__Directive__: Repeat all the records exactly, omitting pictures.

__Records from a data source__:
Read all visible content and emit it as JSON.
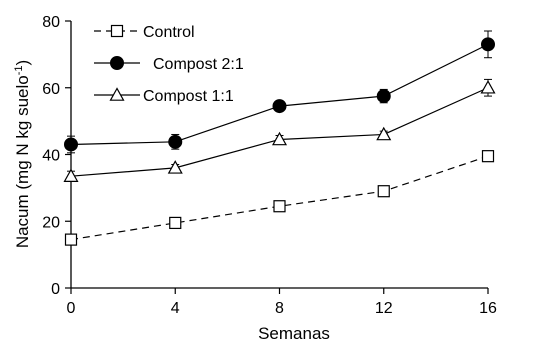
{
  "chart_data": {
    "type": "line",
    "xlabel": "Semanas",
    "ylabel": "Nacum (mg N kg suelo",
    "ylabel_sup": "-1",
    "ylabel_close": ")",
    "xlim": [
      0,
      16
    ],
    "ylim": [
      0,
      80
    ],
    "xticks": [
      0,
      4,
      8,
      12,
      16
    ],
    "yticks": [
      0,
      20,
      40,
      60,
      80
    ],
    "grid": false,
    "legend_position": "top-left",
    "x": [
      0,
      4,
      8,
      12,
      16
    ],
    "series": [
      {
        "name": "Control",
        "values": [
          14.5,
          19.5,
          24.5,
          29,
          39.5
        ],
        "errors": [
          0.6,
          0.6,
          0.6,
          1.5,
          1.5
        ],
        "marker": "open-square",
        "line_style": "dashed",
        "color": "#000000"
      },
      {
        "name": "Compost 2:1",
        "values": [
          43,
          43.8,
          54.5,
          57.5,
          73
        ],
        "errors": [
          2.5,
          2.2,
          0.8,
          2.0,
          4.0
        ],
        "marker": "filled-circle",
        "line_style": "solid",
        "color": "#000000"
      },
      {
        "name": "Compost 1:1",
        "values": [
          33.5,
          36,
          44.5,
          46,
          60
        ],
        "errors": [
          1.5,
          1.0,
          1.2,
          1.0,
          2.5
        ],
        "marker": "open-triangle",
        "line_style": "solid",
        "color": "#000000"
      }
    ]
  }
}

__Written answer__:
Read all visible content and emit it as JSON.
{
  "chart_data": {
    "type": "line",
    "xlabel": "Semanas",
    "ylabel": "Nacum (mg N kg suelo",
    "ylabel_sup": "-1",
    "ylabel_close": ")",
    "xlim": [
      0,
      16
    ],
    "ylim": [
      0,
      80
    ],
    "xticks": [
      0,
      4,
      8,
      12,
      16
    ],
    "yticks": [
      0,
      20,
      40,
      60,
      80
    ],
    "grid": false,
    "legend_position": "top-left",
    "x": [
      0,
      4,
      8,
      12,
      16
    ],
    "series": [
      {
        "name": "Control",
        "values": [
          14.5,
          19.5,
          24.5,
          29,
          39.5
        ],
        "errors": [
          0.6,
          0.6,
          0.6,
          1.5,
          1.5
        ],
        "marker": "open-square",
        "line_style": "dashed",
        "color": "#000000"
      },
      {
        "name": "Compost 2:1",
        "values": [
          43,
          43.8,
          54.5,
          57.5,
          73
        ],
        "errors": [
          2.5,
          2.2,
          0.8,
          2.0,
          4.0
        ],
        "marker": "filled-circle",
        "line_style": "solid",
        "color": "#000000"
      },
      {
        "name": "Compost 1:1",
        "values": [
          33.5,
          36,
          44.5,
          46,
          60
        ],
        "errors": [
          1.5,
          1.0,
          1.2,
          1.0,
          2.5
        ],
        "marker": "open-triangle",
        "line_style": "solid",
        "color": "#000000"
      }
    ]
  }
}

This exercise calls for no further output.